__REQUIRED TASK__
Show each line in the records that contains the string "longitude".

__Collected data__
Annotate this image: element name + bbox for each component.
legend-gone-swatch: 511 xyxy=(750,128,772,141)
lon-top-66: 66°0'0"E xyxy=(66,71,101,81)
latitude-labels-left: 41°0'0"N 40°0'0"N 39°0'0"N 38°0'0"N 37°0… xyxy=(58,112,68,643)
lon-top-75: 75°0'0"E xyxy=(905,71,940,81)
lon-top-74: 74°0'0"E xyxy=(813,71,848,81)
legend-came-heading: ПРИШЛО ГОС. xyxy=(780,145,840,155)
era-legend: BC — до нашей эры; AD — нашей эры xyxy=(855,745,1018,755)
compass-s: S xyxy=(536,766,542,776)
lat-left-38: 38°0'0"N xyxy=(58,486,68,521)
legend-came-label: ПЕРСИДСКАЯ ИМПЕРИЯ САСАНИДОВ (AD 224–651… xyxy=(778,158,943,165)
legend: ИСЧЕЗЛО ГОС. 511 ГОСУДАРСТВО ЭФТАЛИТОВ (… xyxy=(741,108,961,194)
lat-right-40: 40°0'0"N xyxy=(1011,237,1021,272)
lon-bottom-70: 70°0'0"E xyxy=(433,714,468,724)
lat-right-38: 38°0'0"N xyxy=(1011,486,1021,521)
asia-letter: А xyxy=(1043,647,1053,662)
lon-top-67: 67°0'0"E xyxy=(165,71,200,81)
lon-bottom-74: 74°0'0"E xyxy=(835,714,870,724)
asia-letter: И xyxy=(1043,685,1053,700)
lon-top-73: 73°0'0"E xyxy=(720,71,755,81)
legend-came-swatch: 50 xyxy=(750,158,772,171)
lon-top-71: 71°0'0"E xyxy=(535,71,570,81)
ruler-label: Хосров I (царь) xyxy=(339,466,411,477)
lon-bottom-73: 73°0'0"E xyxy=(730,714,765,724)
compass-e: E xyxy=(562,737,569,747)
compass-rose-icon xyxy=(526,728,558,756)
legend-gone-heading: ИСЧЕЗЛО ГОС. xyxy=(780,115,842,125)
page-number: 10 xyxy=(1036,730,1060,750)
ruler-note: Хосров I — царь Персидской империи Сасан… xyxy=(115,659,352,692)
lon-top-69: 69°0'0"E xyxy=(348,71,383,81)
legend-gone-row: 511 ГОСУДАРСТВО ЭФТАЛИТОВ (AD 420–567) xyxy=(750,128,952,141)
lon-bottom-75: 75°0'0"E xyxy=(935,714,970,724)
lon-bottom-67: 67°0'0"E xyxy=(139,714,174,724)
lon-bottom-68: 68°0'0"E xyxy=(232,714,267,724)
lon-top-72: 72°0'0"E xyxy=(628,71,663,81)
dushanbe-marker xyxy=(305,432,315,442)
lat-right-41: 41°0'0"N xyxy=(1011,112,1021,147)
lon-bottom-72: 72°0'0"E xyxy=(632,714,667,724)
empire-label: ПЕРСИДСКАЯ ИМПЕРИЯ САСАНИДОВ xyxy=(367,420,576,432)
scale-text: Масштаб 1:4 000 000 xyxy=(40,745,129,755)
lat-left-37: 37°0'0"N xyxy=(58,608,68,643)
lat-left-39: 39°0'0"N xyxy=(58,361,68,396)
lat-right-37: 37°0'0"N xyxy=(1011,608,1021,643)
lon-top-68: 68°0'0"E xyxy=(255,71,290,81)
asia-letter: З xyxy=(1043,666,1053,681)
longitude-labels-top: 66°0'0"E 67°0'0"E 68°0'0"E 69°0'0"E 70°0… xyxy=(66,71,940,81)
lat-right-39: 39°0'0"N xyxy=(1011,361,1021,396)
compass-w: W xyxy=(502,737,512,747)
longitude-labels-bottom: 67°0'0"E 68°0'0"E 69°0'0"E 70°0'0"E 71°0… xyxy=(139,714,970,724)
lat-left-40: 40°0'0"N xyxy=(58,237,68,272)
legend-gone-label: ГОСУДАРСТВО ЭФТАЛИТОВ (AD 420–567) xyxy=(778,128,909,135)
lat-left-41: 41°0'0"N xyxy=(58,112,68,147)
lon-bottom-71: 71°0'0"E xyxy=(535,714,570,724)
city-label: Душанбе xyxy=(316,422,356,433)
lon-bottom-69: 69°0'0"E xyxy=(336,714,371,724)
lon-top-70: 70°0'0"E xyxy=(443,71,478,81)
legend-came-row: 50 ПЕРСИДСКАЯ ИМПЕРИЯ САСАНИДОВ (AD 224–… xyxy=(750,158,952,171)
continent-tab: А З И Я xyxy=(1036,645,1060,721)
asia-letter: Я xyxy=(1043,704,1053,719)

__RESPONSE BELOW__
longitude-labels-top: 66°0'0"E 67°0'0"E 68°0'0"E 69°0'0"E 70°0… xyxy=(66,71,940,81)
longitude-labels-bottom: 67°0'0"E 68°0'0"E 69°0'0"E 70°0'0"E 71°0… xyxy=(139,714,970,724)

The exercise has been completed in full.